| WORK REQUIRED |
Reproduce the following lines word for word, keeping their order.
* * *
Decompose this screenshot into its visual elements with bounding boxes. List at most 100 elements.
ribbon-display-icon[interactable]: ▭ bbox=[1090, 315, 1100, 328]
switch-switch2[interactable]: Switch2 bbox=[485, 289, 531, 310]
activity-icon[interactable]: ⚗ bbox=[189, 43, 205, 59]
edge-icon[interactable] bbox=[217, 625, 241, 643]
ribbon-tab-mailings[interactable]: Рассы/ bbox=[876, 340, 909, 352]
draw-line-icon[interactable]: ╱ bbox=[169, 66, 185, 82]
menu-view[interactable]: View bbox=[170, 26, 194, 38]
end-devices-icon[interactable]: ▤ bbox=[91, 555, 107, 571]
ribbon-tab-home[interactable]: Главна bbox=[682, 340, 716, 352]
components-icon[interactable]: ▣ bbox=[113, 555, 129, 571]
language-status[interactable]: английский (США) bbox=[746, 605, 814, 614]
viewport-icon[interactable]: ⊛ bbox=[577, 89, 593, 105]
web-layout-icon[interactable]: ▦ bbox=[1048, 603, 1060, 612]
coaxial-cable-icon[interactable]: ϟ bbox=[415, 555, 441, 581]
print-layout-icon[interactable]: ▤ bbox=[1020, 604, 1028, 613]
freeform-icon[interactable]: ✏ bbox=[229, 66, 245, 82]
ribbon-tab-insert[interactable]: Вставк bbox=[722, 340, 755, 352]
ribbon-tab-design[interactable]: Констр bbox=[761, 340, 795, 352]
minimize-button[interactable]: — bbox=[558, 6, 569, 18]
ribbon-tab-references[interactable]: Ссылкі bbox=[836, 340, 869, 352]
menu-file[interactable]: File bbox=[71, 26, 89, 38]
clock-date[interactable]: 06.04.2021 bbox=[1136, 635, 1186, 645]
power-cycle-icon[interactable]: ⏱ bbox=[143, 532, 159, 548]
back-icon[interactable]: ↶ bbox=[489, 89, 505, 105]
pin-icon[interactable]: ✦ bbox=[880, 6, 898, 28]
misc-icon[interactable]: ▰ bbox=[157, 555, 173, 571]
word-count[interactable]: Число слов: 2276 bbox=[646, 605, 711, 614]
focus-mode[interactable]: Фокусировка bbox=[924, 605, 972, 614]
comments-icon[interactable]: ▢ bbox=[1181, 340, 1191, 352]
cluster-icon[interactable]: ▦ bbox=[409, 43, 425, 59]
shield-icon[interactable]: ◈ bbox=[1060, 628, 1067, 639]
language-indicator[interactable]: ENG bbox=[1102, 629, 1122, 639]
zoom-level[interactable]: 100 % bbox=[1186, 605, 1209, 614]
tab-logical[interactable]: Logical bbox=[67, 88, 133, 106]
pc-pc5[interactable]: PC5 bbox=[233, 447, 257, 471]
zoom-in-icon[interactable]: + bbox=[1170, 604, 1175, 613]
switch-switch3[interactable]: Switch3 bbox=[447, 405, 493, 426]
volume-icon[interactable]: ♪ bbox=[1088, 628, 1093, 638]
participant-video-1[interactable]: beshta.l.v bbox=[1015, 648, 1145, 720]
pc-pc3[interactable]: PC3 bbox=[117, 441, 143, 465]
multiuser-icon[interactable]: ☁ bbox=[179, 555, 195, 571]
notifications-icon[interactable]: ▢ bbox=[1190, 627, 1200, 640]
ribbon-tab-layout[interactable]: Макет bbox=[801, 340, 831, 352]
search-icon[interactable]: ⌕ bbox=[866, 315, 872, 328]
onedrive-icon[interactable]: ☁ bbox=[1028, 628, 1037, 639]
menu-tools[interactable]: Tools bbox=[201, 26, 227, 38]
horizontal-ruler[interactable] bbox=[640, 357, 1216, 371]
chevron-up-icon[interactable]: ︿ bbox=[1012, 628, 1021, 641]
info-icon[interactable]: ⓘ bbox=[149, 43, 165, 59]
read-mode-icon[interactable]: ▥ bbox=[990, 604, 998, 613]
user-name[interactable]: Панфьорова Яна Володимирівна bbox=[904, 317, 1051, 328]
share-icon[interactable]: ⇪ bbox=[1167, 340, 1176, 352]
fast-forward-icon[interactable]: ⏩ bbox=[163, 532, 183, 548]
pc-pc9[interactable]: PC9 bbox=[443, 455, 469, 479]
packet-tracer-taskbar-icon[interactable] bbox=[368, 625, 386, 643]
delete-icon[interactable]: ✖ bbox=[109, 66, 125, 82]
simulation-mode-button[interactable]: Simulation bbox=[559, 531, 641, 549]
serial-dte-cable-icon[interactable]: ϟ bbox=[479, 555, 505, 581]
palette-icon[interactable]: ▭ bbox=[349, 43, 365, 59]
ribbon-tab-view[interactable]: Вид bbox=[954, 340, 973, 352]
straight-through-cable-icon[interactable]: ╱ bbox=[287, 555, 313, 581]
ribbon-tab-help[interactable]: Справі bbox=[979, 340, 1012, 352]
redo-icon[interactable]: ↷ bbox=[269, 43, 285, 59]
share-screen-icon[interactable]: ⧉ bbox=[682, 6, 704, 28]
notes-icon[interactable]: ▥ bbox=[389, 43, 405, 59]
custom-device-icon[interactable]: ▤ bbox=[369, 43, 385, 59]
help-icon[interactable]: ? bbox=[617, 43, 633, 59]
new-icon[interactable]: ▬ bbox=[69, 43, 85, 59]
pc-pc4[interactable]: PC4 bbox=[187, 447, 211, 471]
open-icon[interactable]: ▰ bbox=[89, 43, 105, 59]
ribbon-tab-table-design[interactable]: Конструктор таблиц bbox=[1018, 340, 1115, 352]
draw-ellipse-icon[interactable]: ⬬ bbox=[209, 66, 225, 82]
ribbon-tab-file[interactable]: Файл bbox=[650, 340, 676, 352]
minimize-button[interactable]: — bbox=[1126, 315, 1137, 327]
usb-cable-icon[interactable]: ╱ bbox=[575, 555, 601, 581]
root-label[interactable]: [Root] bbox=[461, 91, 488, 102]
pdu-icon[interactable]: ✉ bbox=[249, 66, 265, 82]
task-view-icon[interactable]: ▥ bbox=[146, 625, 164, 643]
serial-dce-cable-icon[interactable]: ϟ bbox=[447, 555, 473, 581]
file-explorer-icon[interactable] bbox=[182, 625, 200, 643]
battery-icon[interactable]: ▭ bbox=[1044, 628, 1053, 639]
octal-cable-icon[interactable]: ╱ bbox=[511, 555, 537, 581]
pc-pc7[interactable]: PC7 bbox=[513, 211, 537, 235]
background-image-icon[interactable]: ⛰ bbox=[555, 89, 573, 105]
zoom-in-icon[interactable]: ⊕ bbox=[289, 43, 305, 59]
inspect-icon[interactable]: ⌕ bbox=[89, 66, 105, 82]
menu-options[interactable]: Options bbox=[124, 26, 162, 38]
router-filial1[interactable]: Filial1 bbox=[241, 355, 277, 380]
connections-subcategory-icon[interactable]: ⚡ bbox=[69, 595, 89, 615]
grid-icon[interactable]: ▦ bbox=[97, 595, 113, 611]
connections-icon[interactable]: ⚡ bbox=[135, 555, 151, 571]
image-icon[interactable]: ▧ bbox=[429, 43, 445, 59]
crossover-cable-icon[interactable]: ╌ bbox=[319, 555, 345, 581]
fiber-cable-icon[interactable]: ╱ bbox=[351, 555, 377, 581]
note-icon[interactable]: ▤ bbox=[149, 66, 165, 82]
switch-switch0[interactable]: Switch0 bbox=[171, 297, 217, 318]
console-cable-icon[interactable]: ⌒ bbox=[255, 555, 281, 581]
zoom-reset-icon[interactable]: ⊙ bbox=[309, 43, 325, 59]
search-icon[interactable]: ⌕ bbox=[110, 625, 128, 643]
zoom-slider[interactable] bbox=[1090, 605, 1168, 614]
* * *
| EXERCISE RESULT |
Decompose this screenshot into its visual elements with bounding boxes. List at most 100 elements.
ribbon-display-icon[interactable]: ▭ bbox=[1090, 315, 1100, 328]
switch-switch2[interactable]: Switch2 bbox=[485, 289, 531, 310]
activity-icon[interactable]: ⚗ bbox=[189, 43, 205, 59]
edge-icon[interactable] bbox=[217, 625, 241, 643]
ribbon-tab-mailings[interactable]: Рассы/ bbox=[876, 340, 909, 352]
draw-line-icon[interactable]: ╱ bbox=[169, 66, 185, 82]
menu-view[interactable]: View bbox=[170, 26, 194, 38]
end-devices-icon[interactable]: ▤ bbox=[91, 555, 107, 571]
ribbon-tab-home[interactable]: Главна bbox=[682, 340, 716, 352]
components-icon[interactable]: ▣ bbox=[113, 555, 129, 571]
language-status[interactable]: английский (США) bbox=[746, 605, 814, 614]
viewport-icon[interactable]: ⊛ bbox=[577, 89, 593, 105]
web-layout-icon[interactable]: ▦ bbox=[1048, 603, 1060, 612]
coaxial-cable-icon[interactable]: ϟ bbox=[415, 555, 441, 581]
print-layout-icon[interactable]: ▤ bbox=[1020, 604, 1028, 613]
freeform-icon[interactable]: ✏ bbox=[229, 66, 245, 82]
ribbon-tab-insert[interactable]: Вставк bbox=[722, 340, 755, 352]
ribbon-tab-design[interactable]: Констр bbox=[761, 340, 795, 352]
minimize-button[interactable]: — bbox=[558, 6, 569, 18]
ribbon-tab-references[interactable]: Ссылкі bbox=[836, 340, 869, 352]
menu-file[interactable]: File bbox=[71, 26, 89, 38]
clock-date[interactable]: 06.04.2021 bbox=[1136, 635, 1186, 645]
power-cycle-icon[interactable]: ⏱ bbox=[143, 532, 159, 548]
back-icon[interactable]: ↶ bbox=[489, 89, 505, 105]
pin-icon[interactable]: ✦ bbox=[880, 6, 898, 28]
misc-icon[interactable]: ▰ bbox=[157, 555, 173, 571]
word-count[interactable]: Число слов: 2276 bbox=[646, 605, 711, 614]
focus-mode[interactable]: Фокусировка bbox=[924, 605, 972, 614]
comments-icon[interactable]: ▢ bbox=[1181, 340, 1191, 352]
cluster-icon[interactable]: ▦ bbox=[409, 43, 425, 59]
shield-icon[interactable]: ◈ bbox=[1060, 628, 1067, 639]
language-indicator[interactable]: ENG bbox=[1102, 629, 1122, 639]
zoom-level[interactable]: 100 % bbox=[1186, 605, 1209, 614]
tab-logical[interactable]: Logical bbox=[67, 88, 133, 106]
pc-pc5[interactable]: PC5 bbox=[233, 447, 257, 471]
zoom-in-icon[interactable]: + bbox=[1170, 604, 1175, 613]
switch-switch3[interactable]: Switch3 bbox=[447, 405, 493, 426]
volume-icon[interactable]: ♪ bbox=[1088, 628, 1093, 638]
participant-video-1[interactable]: beshta.l.v bbox=[1015, 648, 1145, 720]
pc-pc3[interactable]: PC3 bbox=[117, 441, 143, 465]
multiuser-icon[interactable]: ☁ bbox=[179, 555, 195, 571]
notifications-icon[interactable]: ▢ bbox=[1190, 627, 1200, 640]
ribbon-tab-layout[interactable]: Макет bbox=[801, 340, 831, 352]
search-icon[interactable]: ⌕ bbox=[866, 315, 872, 328]
onedrive-icon[interactable]: ☁ bbox=[1028, 628, 1037, 639]
menu-tools[interactable]: Tools bbox=[201, 26, 227, 38]
horizontal-ruler[interactable] bbox=[640, 357, 1216, 371]
chevron-up-icon[interactable]: ︿ bbox=[1012, 628, 1021, 641]
info-icon[interactable]: ⓘ bbox=[149, 43, 165, 59]
read-mode-icon[interactable]: ▥ bbox=[990, 604, 998, 613]
user-name[interactable]: Панфьорова Яна Володимирівна bbox=[904, 317, 1051, 328]
share-icon[interactable]: ⇪ bbox=[1167, 340, 1176, 352]
fast-forward-icon[interactable]: ⏩ bbox=[163, 532, 183, 548]
pc-pc9[interactable]: PC9 bbox=[443, 455, 469, 479]
packet-tracer-taskbar-icon[interactable] bbox=[368, 625, 386, 643]
delete-icon[interactable]: ✖ bbox=[109, 66, 125, 82]
simulation-mode-button[interactable]: Simulation bbox=[559, 531, 641, 549]
serial-dte-cable-icon[interactable]: ϟ bbox=[479, 555, 505, 581]
palette-icon[interactable]: ▭ bbox=[349, 43, 365, 59]
ribbon-tab-view[interactable]: Вид bbox=[954, 340, 973, 352]
straight-through-cable-icon[interactable]: ╱ bbox=[287, 555, 313, 581]
ribbon-tab-help[interactable]: Справі bbox=[979, 340, 1012, 352]
redo-icon[interactable]: ↷ bbox=[269, 43, 285, 59]
share-screen-icon[interactable]: ⧉ bbox=[682, 6, 704, 28]
notes-icon[interactable]: ▥ bbox=[389, 43, 405, 59]
custom-device-icon[interactable]: ▤ bbox=[369, 43, 385, 59]
help-icon[interactable]: ? bbox=[617, 43, 633, 59]
new-icon[interactable]: ▬ bbox=[69, 43, 85, 59]
pc-pc4[interactable]: PC4 bbox=[187, 447, 211, 471]
open-icon[interactable]: ▰ bbox=[89, 43, 105, 59]
ribbon-tab-table-design[interactable]: Конструктор таблиц bbox=[1018, 340, 1115, 352]
draw-ellipse-icon[interactable]: ⬬ bbox=[209, 66, 225, 82]
ribbon-tab-file[interactable]: Файл bbox=[650, 340, 676, 352]
minimize-button[interactable]: — bbox=[1126, 315, 1137, 327]
usb-cable-icon[interactable]: ╱ bbox=[575, 555, 601, 581]
root-label[interactable]: [Root] bbox=[461, 91, 488, 102]
pdu-icon[interactable]: ✉ bbox=[249, 66, 265, 82]
task-view-icon[interactable]: ▥ bbox=[146, 625, 164, 643]
serial-dce-cable-icon[interactable]: ϟ bbox=[447, 555, 473, 581]
file-explorer-icon[interactable] bbox=[182, 625, 200, 643]
battery-icon[interactable]: ▭ bbox=[1044, 628, 1053, 639]
octal-cable-icon[interactable]: ╱ bbox=[511, 555, 537, 581]
pc-pc7[interactable]: PC7 bbox=[513, 211, 537, 235]
background-image-icon[interactable]: ⛰ bbox=[555, 89, 573, 105]
zoom-in-icon[interactable]: ⊕ bbox=[289, 43, 305, 59]
inspect-icon[interactable]: ⌕ bbox=[89, 66, 105, 82]
menu-options[interactable]: Options bbox=[124, 26, 162, 38]
router-filial1[interactable]: Filial1 bbox=[241, 355, 277, 380]
connections-subcategory-icon[interactable]: ⚡ bbox=[69, 595, 89, 615]
grid-icon[interactable]: ▦ bbox=[97, 595, 113, 611]
connections-icon[interactable]: ⚡ bbox=[135, 555, 151, 571]
image-icon[interactable]: ▧ bbox=[429, 43, 445, 59]
crossover-cable-icon[interactable]: ╌ bbox=[319, 555, 345, 581]
fiber-cable-icon[interactable]: ╱ bbox=[351, 555, 377, 581]
note-icon[interactable]: ▤ bbox=[149, 66, 165, 82]
switch-switch0[interactable]: Switch0 bbox=[171, 297, 217, 318]
console-cable-icon[interactable]: ⌒ bbox=[255, 555, 281, 581]
zoom-reset-icon[interactable]: ⊙ bbox=[309, 43, 325, 59]
search-icon[interactable]: ⌕ bbox=[110, 625, 128, 643]
zoom-slider[interactable] bbox=[1090, 605, 1168, 614]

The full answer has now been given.